--- GIVEN PROBLEM ---
Repeat the entries that follow verbatim, without any of their pictures.

--- MATERIAL SUPPLIED ---

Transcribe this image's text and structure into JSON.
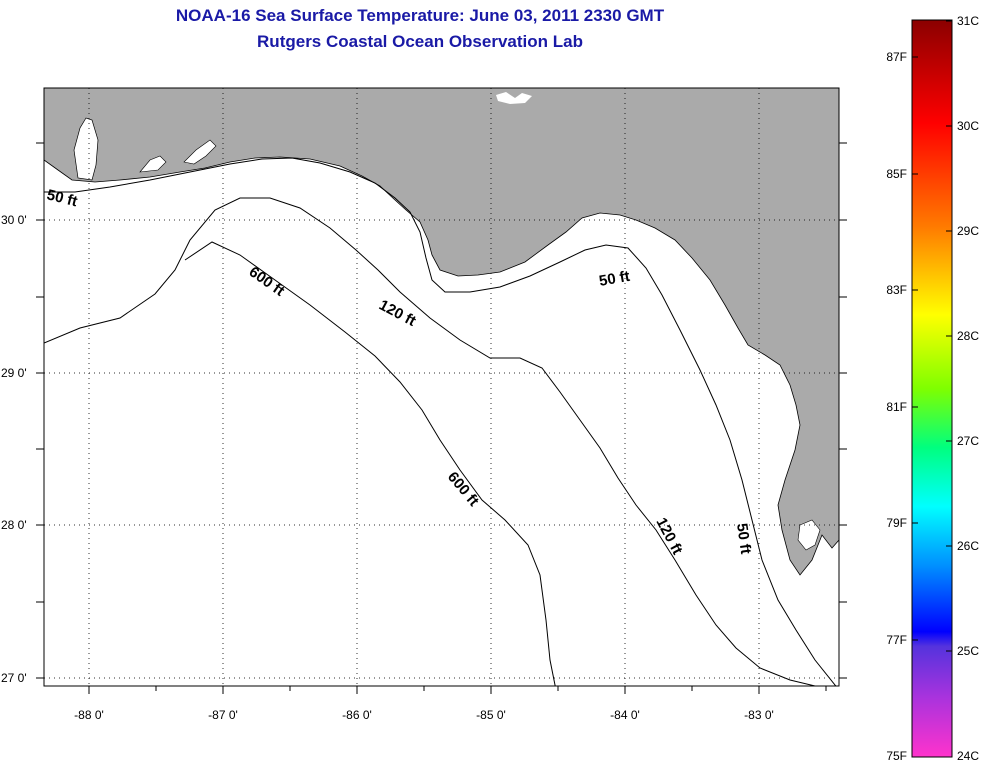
{
  "header": {
    "title": "NOAA-16 Sea Surface Temperature:  June 03, 2011 2330 GMT",
    "subtitle": "Rutgers Coastal Ocean Observation Lab"
  },
  "map": {
    "lon_range": [
      -88.33,
      -82.4
    ],
    "lat_range": [
      26.94,
      30.86
    ],
    "lon_ticks": [
      {
        "value": -88,
        "label": "-88 0'"
      },
      {
        "value": -87,
        "label": "-87 0'"
      },
      {
        "value": -86,
        "label": "-86 0'"
      },
      {
        "value": -85,
        "label": "-85 0'"
      },
      {
        "value": -84,
        "label": "-84 0'"
      },
      {
        "value": -83,
        "label": "-83 0'"
      }
    ],
    "lat_ticks": [
      {
        "value": 30,
        "label": "30 0'"
      },
      {
        "value": 29,
        "label": "29 0'"
      },
      {
        "value": 28,
        "label": "28 0'"
      },
      {
        "value": 27,
        "label": "27 0'"
      }
    ],
    "land_color": "#aaaaaa",
    "ocean_color": "#ffffff",
    "grid": "dotted",
    "contour_labels": [
      {
        "text": "50 ft"
      },
      {
        "text": "600 ft"
      },
      {
        "text": "120 ft"
      },
      {
        "text": "50 ft"
      },
      {
        "text": "600 ft"
      },
      {
        "text": "120 ft"
      },
      {
        "text": "50 ft"
      }
    ]
  },
  "colorbar": {
    "colors": [
      "#8b0000",
      "#ff0000",
      "#ff7a00",
      "#ffff00",
      "#7fff00",
      "#00ff7f",
      "#00ffff",
      "#0090ff",
      "#0000ff",
      "#8a2be2",
      "#ff33cc"
    ],
    "celsius_labels": [
      {
        "value": 31,
        "label": "31C"
      },
      {
        "value": 30,
        "label": "30C"
      },
      {
        "value": 29,
        "label": "29C"
      },
      {
        "value": 28,
        "label": "28C"
      },
      {
        "value": 27,
        "label": "27C"
      },
      {
        "value": 26,
        "label": "26C"
      },
      {
        "value": 25,
        "label": "25C"
      },
      {
        "value": 24,
        "label": "24C"
      }
    ],
    "fahrenheit_labels": [
      {
        "value": 87,
        "label": "87F"
      },
      {
        "value": 85,
        "label": "85F"
      },
      {
        "value": 83,
        "label": "83F"
      },
      {
        "value": 81,
        "label": "81F"
      },
      {
        "value": 79,
        "label": "79F"
      },
      {
        "value": 77,
        "label": "77F"
      },
      {
        "value": 75,
        "label": "75F"
      }
    ]
  }
}
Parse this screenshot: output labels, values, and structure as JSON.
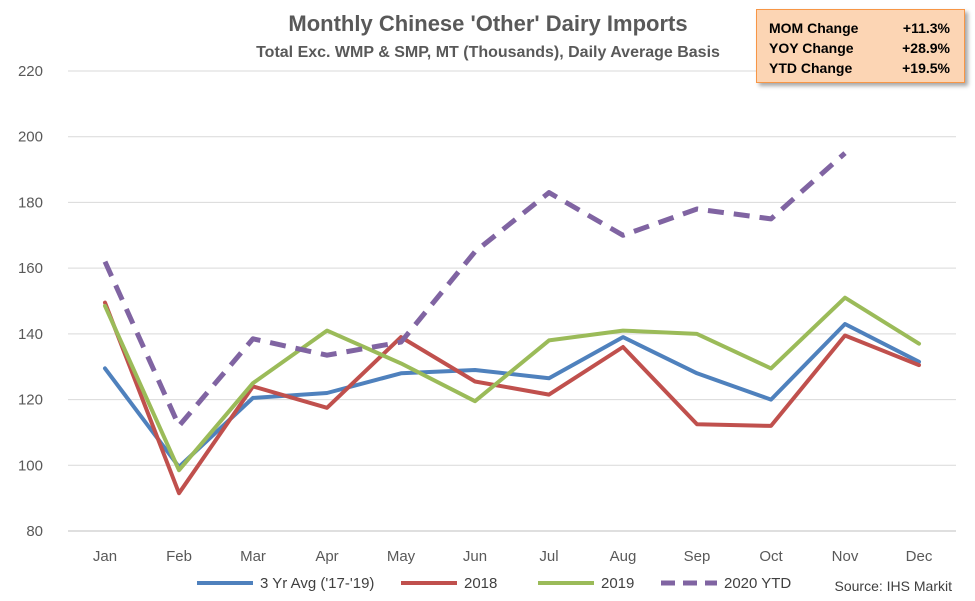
{
  "chart_data": {
    "type": "line",
    "title": "Monthly Chinese 'Other' Dairy Imports",
    "subtitle": "Total Exc. WMP & SMP, MT (Thousands), Daily Average Basis",
    "categories": [
      "Jan",
      "Feb",
      "Mar",
      "Apr",
      "May",
      "Jun",
      "Jul",
      "Aug",
      "Sep",
      "Oct",
      "Nov",
      "Dec"
    ],
    "ylim": [
      80,
      220
    ],
    "yticks": [
      80,
      100,
      120,
      140,
      160,
      180,
      200,
      220
    ],
    "grid": true,
    "legend_position": "bottom",
    "series": [
      {
        "name": "3 Yr Avg ('17-'19)",
        "color": "#4f81bd",
        "dashed": false,
        "values": [
          129.5,
          99.5,
          120.5,
          122,
          128,
          129,
          126.5,
          139,
          128,
          120,
          143,
          131.5
        ]
      },
      {
        "name": "2018",
        "color": "#c0504d",
        "dashed": false,
        "values": [
          149.5,
          91.5,
          124,
          117.5,
          139,
          125.5,
          121.5,
          136,
          112.5,
          112,
          139.5,
          130.5
        ]
      },
      {
        "name": "2019",
        "color": "#9bbb59",
        "dashed": false,
        "values": [
          148.5,
          98.5,
          125,
          141,
          131,
          119.5,
          138,
          141,
          140,
          129.5,
          151,
          137
        ]
      },
      {
        "name": "2020 YTD",
        "color": "#8064a2",
        "dashed": true,
        "values": [
          162,
          112,
          138.5,
          133.5,
          137.5,
          165,
          183,
          170,
          178,
          175,
          195,
          null
        ]
      }
    ],
    "source": "Source: IHS Markit"
  },
  "stats_box": [
    {
      "label": "MOM Change",
      "value": "+11.3%"
    },
    {
      "label": "YOY Change",
      "value": "+28.9%"
    },
    {
      "label": "YTD Change",
      "value": "+19.5%"
    }
  ]
}
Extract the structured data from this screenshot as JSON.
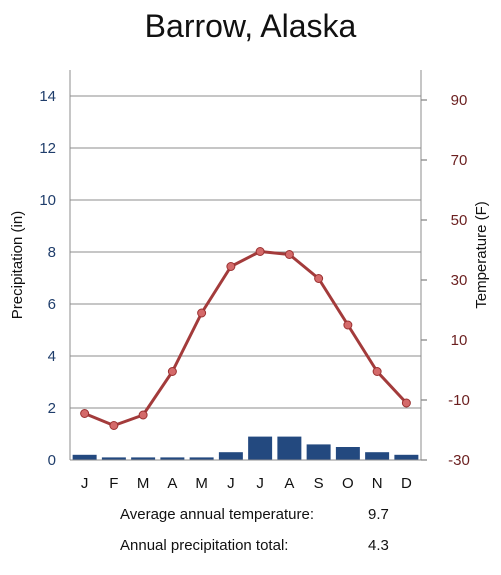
{
  "chart_data": {
    "type": "bar+line",
    "title": "Barrow, Alaska",
    "categories": [
      "J",
      "F",
      "M",
      "A",
      "M",
      "J",
      "J",
      "A",
      "S",
      "O",
      "N",
      "D"
    ],
    "y_left": {
      "label": "Precipitation (in)",
      "ticks": [
        "0",
        "2",
        "4",
        "6",
        "8",
        "10",
        "12",
        "14"
      ],
      "ylim": [
        0,
        15
      ],
      "color": "#1f3d6b"
    },
    "y_right": {
      "label": "Temperature (F)",
      "ticks": [
        "-30",
        "-10",
        "10",
        "30",
        "50",
        "70",
        "90"
      ],
      "ylim": [
        -30,
        100
      ],
      "color": "#6b1f1f"
    },
    "series": [
      {
        "type": "bar",
        "axis": "left",
        "color": "#23497f",
        "values": [
          0.2,
          0.1,
          0.1,
          0.1,
          0.1,
          0.3,
          0.9,
          0.9,
          0.6,
          0.5,
          0.3,
          0.2
        ]
      },
      {
        "type": "line",
        "axis": "right",
        "color": "#a33b3b",
        "values": [
          -14.5,
          -18.5,
          -15,
          -0.5,
          19,
          34.5,
          39.5,
          38.5,
          30.5,
          15,
          -0.5,
          -11
        ]
      }
    ],
    "grid": "horizontal"
  },
  "footer": {
    "avg_temp_label": "Average annual temperature:",
    "avg_temp_value": "9.7",
    "precip_label": "Annual precipitation total:",
    "precip_value": "4.3"
  }
}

--- FINISHED ANSWER ---
Transcribe this image's text and structure into JSON.
{
  "header": {
    "title": "NOAA-16 Sea Surface Temperature:  June 03, 2011 2330 GMT",
    "subtitle": "Rutgers Coastal Ocean Observation Lab"
  },
  "map": {
    "lon_range": [
      -88.33,
      -82.4
    ],
    "lat_range": [
      26.94,
      30.86
    ],
    "lon_ticks": [
      {
        "value": -88,
        "label": "-88 0'"
      },
      {
        "value": -87,
        "label": "-87 0'"
      },
      {
        "value": -86,
        "label": "-86 0'"
      },
      {
        "value": -85,
        "label": "-85 0'"
      },
      {
        "value": -84,
        "label": "-84 0'"
      },
      {
        "value": -83,
        "label": "-83 0'"
      }
    ],
    "lat_ticks": [
      {
        "value": 30,
        "label": "30 0'"
      },
      {
        "value": 29,
        "label": "29 0'"
      },
      {
        "value": 28,
        "label": "28 0'"
      },
      {
        "value": 27,
        "label": "27 0'"
      }
    ],
    "land_color": "#aaaaaa",
    "ocean_color": "#ffffff",
    "grid": "dotted",
    "contour_labels": [
      {
        "text": "50 ft"
      },
      {
        "text": "600 ft"
      },
      {
        "text": "120 ft"
      },
      {
        "text": "50 ft"
      },
      {
        "text": "600 ft"
      },
      {
        "text": "120 ft"
      },
      {
        "text": "50 ft"
      }
    ]
  },
  "colorbar": {
    "colors": [
      "#8b0000",
      "#ff0000",
      "#ff7a00",
      "#ffff00",
      "#7fff00",
      "#00ff7f",
      "#00ffff",
      "#0090ff",
      "#0000ff",
      "#8a2be2",
      "#ff33cc"
    ],
    "celsius_labels": [
      {
        "value": 31,
        "label": "31C"
      },
      {
        "value": 30,
        "label": "30C"
      },
      {
        "value": 29,
        "label": "29C"
      },
      {
        "value": 28,
        "label": "28C"
      },
      {
        "value": 27,
        "label": "27C"
      },
      {
        "value": 26,
        "label": "26C"
      },
      {
        "value": 25,
        "label": "25C"
      },
      {
        "value": 24,
        "label": "24C"
      }
    ],
    "fahrenheit_labels": [
      {
        "value": 87,
        "label": "87F"
      },
      {
        "value": 85,
        "label": "85F"
      },
      {
        "value": 83,
        "label": "83F"
      },
      {
        "value": 81,
        "label": "81F"
      },
      {
        "value": 79,
        "label": "79F"
      },
      {
        "value": 77,
        "label": "77F"
      },
      {
        "value": 75,
        "label": "75F"
      }
    ]
  }
}
Parse this screenshot: output labels, values, and structure as JSON.
{
  "chart_data": {
    "type": "line",
    "title": "Monthly Chinese 'Other' Dairy Imports",
    "subtitle": "Total Exc. WMP & SMP, MT (Thousands), Daily Average Basis",
    "categories": [
      "Jan",
      "Feb",
      "Mar",
      "Apr",
      "May",
      "Jun",
      "Jul",
      "Aug",
      "Sep",
      "Oct",
      "Nov",
      "Dec"
    ],
    "ylim": [
      80,
      220
    ],
    "yticks": [
      80,
      100,
      120,
      140,
      160,
      180,
      200,
      220
    ],
    "grid": true,
    "legend_position": "bottom",
    "series": [
      {
        "name": "3 Yr Avg ('17-'19)",
        "color": "#4f81bd",
        "dashed": false,
        "values": [
          129.5,
          99.5,
          120.5,
          122,
          128,
          129,
          126.5,
          139,
          128,
          120,
          143,
          131.5
        ]
      },
      {
        "name": "2018",
        "color": "#c0504d",
        "dashed": false,
        "values": [
          149.5,
          91.5,
          124,
          117.5,
          139,
          125.5,
          121.5,
          136,
          112.5,
          112,
          139.5,
          130.5
        ]
      },
      {
        "name": "2019",
        "color": "#9bbb59",
        "dashed": false,
        "values": [
          148.5,
          98.5,
          125,
          141,
          131,
          119.5,
          138,
          141,
          140,
          129.5,
          151,
          137
        ]
      },
      {
        "name": "2020 YTD",
        "color": "#8064a2",
        "dashed": true,
        "values": [
          162,
          112,
          138.5,
          133.5,
          137.5,
          165,
          183,
          170,
          178,
          175,
          195,
          null
        ]
      }
    ],
    "source": "Source: IHS Markit"
  },
  "stats_box": [
    {
      "label": "MOM Change",
      "value": "+11.3%"
    },
    {
      "label": "YOY Change",
      "value": "+28.9%"
    },
    {
      "label": "YTD Change",
      "value": "+19.5%"
    }
  ]
}
Extract the structured data from this screenshot as JSON.
{
  "chart_data": {
    "type": "bar+line",
    "title": "Barrow, Alaska",
    "categories": [
      "J",
      "F",
      "M",
      "A",
      "M",
      "J",
      "J",
      "A",
      "S",
      "O",
      "N",
      "D"
    ],
    "y_left": {
      "label": "Precipitation (in)",
      "ticks": [
        "0",
        "2",
        "4",
        "6",
        "8",
        "10",
        "12",
        "14"
      ],
      "ylim": [
        0,
        15
      ],
      "color": "#1f3d6b"
    },
    "y_right": {
      "label": "Temperature (F)",
      "ticks": [
        "-30",
        "-10",
        "10",
        "30",
        "50",
        "70",
        "90"
      ],
      "ylim": [
        -30,
        100
      ],
      "color": "#6b1f1f"
    },
    "series": [
      {
        "type": "bar",
        "axis": "left",
        "color": "#23497f",
        "values": [
          0.2,
          0.1,
          0.1,
          0.1,
          0.1,
          0.3,
          0.9,
          0.9,
          0.6,
          0.5,
          0.3,
          0.2
        ]
      },
      {
        "type": "line",
        "axis": "right",
        "color": "#a33b3b",
        "values": [
          -14.5,
          -18.5,
          -15,
          -0.5,
          19,
          34.5,
          39.5,
          38.5,
          30.5,
          15,
          -0.5,
          -11
        ]
      }
    ],
    "grid": "horizontal"
  },
  "footer": {
    "avg_temp_label": "Average annual temperature:",
    "avg_temp_value": "9.7",
    "precip_label": "Annual precipitation total:",
    "precip_value": "4.3"
  }
}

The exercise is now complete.